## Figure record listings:
■ ■ ■ ■ ■

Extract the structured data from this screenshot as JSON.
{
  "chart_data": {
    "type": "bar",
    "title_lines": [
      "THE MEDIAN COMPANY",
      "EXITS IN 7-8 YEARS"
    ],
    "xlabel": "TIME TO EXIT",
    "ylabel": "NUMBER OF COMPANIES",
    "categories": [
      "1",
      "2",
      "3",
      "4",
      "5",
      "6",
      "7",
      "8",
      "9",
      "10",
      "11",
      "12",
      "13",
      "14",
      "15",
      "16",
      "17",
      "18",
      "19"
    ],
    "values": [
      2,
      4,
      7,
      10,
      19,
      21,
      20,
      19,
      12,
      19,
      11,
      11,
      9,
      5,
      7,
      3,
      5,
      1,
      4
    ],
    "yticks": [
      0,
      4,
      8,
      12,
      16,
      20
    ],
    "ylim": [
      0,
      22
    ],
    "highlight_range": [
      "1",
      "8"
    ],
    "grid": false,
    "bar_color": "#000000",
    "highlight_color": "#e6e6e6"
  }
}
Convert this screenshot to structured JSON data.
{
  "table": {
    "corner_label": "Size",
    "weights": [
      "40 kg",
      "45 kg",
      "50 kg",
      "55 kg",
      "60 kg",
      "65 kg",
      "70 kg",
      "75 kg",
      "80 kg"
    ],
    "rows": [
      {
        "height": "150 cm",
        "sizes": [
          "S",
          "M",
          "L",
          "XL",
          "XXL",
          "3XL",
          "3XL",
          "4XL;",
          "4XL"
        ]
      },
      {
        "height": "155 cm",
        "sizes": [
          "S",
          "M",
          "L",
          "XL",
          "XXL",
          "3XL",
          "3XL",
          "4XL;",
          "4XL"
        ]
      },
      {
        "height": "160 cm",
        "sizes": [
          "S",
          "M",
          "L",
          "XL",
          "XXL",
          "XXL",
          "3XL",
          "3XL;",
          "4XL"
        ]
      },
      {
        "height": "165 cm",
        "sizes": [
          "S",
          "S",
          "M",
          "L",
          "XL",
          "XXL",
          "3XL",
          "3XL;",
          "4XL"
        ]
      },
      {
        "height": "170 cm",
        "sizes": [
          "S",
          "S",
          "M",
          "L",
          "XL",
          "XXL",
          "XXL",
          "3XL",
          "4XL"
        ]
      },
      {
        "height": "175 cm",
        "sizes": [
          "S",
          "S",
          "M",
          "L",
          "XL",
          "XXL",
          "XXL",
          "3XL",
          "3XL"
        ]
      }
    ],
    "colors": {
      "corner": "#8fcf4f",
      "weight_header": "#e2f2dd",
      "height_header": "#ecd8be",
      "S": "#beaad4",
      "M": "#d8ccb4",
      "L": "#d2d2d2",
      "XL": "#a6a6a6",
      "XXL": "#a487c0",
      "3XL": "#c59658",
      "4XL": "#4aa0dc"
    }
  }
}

■ ■ ■ ■ ■

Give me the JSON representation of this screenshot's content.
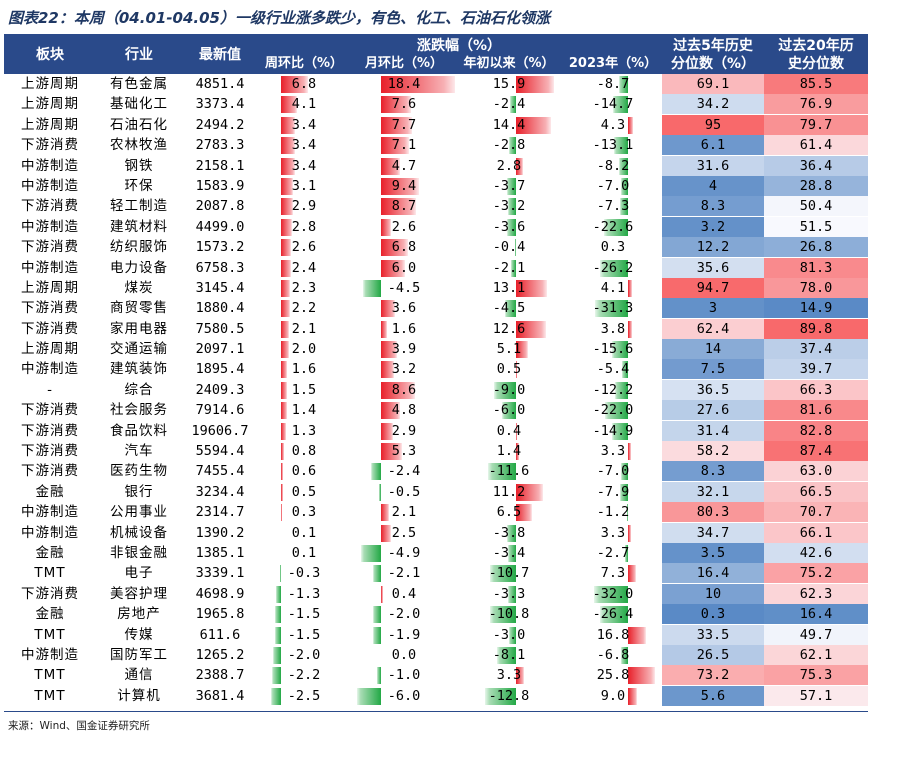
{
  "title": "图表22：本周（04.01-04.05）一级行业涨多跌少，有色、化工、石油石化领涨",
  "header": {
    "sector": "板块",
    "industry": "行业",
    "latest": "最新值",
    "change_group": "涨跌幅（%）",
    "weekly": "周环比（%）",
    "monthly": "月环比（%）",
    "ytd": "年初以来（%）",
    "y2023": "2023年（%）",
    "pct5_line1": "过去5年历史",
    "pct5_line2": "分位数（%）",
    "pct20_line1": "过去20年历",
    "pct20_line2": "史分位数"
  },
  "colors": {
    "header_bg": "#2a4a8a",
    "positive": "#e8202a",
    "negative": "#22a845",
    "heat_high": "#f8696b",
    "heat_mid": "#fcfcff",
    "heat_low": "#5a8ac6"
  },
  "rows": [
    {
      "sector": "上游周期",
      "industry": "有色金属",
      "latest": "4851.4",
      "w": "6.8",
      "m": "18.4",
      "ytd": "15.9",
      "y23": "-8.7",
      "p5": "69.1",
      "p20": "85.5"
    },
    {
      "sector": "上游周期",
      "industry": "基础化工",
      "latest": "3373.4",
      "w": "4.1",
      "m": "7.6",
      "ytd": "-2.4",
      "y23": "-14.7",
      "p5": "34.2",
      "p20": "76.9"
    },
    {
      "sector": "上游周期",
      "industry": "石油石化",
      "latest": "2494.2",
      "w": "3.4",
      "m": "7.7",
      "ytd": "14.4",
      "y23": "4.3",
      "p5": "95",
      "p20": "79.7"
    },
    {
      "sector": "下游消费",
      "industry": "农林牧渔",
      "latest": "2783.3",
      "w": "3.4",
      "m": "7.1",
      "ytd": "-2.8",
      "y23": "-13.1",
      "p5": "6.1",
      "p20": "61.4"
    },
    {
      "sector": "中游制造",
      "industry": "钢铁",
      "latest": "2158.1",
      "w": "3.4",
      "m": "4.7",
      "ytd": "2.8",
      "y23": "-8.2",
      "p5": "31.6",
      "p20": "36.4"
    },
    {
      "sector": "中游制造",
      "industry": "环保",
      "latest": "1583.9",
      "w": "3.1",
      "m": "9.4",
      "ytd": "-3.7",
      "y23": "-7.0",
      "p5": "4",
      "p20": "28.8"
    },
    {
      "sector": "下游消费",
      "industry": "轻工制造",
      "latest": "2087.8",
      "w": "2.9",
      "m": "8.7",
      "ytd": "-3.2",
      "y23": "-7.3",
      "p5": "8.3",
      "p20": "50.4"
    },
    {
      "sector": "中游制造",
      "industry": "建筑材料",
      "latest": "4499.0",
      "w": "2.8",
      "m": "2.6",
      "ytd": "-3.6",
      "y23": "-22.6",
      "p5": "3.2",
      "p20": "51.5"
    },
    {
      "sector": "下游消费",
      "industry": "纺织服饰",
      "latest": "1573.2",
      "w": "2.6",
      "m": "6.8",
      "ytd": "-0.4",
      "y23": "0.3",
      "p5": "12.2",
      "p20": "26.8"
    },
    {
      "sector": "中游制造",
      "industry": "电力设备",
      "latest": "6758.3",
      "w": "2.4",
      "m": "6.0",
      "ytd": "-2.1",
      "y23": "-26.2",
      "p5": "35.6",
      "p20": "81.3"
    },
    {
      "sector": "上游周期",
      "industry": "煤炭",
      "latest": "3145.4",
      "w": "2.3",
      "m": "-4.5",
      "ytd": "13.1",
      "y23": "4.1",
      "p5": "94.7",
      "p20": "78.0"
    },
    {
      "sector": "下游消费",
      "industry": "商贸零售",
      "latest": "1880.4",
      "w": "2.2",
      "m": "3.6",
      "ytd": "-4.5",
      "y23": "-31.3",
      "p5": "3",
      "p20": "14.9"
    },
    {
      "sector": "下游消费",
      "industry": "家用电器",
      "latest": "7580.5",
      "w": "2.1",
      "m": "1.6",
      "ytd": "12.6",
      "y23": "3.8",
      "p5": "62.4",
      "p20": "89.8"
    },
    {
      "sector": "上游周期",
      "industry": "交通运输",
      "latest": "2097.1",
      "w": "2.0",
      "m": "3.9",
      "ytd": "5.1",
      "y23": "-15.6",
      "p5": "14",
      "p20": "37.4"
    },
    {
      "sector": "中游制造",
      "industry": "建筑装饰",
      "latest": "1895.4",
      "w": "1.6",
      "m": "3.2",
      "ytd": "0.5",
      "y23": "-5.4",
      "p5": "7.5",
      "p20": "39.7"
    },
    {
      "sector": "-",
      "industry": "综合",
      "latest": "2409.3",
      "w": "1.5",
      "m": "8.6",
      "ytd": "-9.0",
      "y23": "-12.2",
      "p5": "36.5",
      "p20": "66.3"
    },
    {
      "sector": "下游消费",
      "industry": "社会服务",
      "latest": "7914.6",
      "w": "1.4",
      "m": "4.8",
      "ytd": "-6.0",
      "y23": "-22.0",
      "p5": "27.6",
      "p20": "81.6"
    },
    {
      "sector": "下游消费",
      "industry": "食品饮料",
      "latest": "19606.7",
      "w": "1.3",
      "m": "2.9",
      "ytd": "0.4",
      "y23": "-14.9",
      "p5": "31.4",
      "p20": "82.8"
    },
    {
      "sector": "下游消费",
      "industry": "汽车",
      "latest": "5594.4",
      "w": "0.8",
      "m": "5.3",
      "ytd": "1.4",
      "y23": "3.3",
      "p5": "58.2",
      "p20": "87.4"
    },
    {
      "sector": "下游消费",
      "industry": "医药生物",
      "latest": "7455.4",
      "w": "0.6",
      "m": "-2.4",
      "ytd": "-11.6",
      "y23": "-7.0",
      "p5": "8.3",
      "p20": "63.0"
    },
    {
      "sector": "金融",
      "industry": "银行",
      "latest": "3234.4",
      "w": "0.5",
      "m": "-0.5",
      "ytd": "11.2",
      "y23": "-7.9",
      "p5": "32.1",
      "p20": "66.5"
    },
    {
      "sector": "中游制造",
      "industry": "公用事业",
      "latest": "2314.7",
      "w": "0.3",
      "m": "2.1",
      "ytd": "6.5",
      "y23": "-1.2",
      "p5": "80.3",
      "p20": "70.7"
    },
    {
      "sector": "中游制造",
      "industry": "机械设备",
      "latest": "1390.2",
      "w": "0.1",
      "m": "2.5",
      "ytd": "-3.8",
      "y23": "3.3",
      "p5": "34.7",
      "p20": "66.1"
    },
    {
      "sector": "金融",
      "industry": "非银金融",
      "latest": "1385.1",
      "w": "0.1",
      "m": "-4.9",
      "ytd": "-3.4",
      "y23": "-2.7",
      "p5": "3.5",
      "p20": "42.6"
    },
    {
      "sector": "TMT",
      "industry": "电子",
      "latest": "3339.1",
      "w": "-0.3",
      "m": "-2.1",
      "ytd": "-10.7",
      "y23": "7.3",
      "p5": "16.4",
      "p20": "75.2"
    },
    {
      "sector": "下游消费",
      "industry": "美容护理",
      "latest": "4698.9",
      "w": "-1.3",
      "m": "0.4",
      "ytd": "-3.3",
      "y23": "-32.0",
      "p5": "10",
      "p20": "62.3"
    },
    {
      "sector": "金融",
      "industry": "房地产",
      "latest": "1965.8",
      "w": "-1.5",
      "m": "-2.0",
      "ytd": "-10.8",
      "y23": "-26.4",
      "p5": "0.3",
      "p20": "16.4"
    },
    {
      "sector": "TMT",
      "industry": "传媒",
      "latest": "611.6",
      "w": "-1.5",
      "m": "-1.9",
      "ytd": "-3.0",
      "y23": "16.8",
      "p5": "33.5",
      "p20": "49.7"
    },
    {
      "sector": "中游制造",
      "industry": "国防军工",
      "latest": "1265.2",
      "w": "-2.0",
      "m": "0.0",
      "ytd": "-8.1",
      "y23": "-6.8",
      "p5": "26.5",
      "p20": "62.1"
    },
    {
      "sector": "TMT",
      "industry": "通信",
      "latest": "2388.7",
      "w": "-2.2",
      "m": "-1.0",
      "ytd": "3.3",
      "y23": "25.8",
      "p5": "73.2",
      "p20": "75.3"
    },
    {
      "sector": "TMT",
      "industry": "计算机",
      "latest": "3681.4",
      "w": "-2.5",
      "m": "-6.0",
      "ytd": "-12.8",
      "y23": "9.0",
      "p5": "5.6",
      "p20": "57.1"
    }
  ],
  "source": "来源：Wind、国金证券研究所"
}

■ ■ ■ ■ ■

## SHORT EXERCISE:
Scan the data for the word "screenshot" and copy every line where it shows up.

## SOLVED PROBLEM:
Extract the structured data from this screenshot as JSON.
Convert this screenshot to structured JSON data.
Give me the JSON representation of this screenshot's content.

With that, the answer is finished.